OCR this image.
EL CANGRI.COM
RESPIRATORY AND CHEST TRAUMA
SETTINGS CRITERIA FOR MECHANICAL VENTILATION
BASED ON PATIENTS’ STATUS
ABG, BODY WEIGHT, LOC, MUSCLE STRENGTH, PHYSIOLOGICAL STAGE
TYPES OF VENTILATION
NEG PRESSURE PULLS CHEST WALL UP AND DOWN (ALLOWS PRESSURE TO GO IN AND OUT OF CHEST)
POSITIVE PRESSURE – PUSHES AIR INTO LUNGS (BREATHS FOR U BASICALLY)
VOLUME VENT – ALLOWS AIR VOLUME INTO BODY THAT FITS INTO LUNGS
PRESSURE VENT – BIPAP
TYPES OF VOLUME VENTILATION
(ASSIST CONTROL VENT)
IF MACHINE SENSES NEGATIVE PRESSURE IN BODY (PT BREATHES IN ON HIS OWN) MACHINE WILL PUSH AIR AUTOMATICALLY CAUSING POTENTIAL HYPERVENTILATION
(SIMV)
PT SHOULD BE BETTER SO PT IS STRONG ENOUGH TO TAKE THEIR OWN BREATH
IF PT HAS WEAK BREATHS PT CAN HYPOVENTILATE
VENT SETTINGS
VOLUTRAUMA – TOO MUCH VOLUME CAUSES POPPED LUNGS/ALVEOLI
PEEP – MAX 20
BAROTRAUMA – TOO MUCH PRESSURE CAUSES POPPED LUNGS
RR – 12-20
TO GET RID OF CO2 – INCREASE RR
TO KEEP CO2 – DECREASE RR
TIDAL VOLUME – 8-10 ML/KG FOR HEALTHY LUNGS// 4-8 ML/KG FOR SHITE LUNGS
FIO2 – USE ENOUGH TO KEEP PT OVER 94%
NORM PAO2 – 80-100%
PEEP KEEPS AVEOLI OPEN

******************************

Every line of the data is to be retyped without alteration.

> Final answer
OCR this image.
EL CANGRI.COM
RESPIRATORY AND CHEST TRAUMA
SETTINGS CRITERIA FOR MECHANICAL VENTILATION
BASED ON PATIENTS’ STATUS
ABG, BODY WEIGHT, LOC, MUSCLE STRENGTH, PHYSIOLOGICAL STAGE
TYPES OF VENTILATION
NEG PRESSURE PULLS CHEST WALL UP AND DOWN (ALLOWS PRESSURE TO GO IN AND OUT OF CHEST)
POSITIVE PRESSURE – PUSHES AIR INTO LUNGS (BREATHS FOR U BASICALLY)
VOLUME VENT – ALLOWS AIR VOLUME INTO BODY THAT FITS INTO LUNGS
PRESSURE VENT – BIPAP
TYPES OF VOLUME VENTILATION
(ASSIST CONTROL VENT)
IF MACHINE SENSES NEGATIVE PRESSURE IN BODY (PT BREATHES IN ON HIS OWN) MACHINE WILL PUSH AIR AUTOMATICALLY CAUSING POTENTIAL HYPERVENTILATION
(SIMV)
PT SHOULD BE BETTER SO PT IS STRONG ENOUGH TO TAKE THEIR OWN BREATH
IF PT HAS WEAK BREATHS PT CAN HYPOVENTILATE
VENT SETTINGS
VOLUTRAUMA – TOO MUCH VOLUME CAUSES POPPED LUNGS/ALVEOLI
PEEP – MAX 20
BAROTRAUMA – TOO MUCH PRESSURE CAUSES POPPED LUNGS
RR – 12-20
TO GET RID OF CO2 – INCREASE RR
TO KEEP CO2 – DECREASE RR
TIDAL VOLUME – 8-10 ML/KG FOR HEALTHY LUNGS// 4-8 ML/KG FOR SHITE LUNGS
FIO2 – USE ENOUGH TO KEEP PT OVER 94%
NORM PAO2 – 80-100%
PEEP KEEPS AVEOLI OPEN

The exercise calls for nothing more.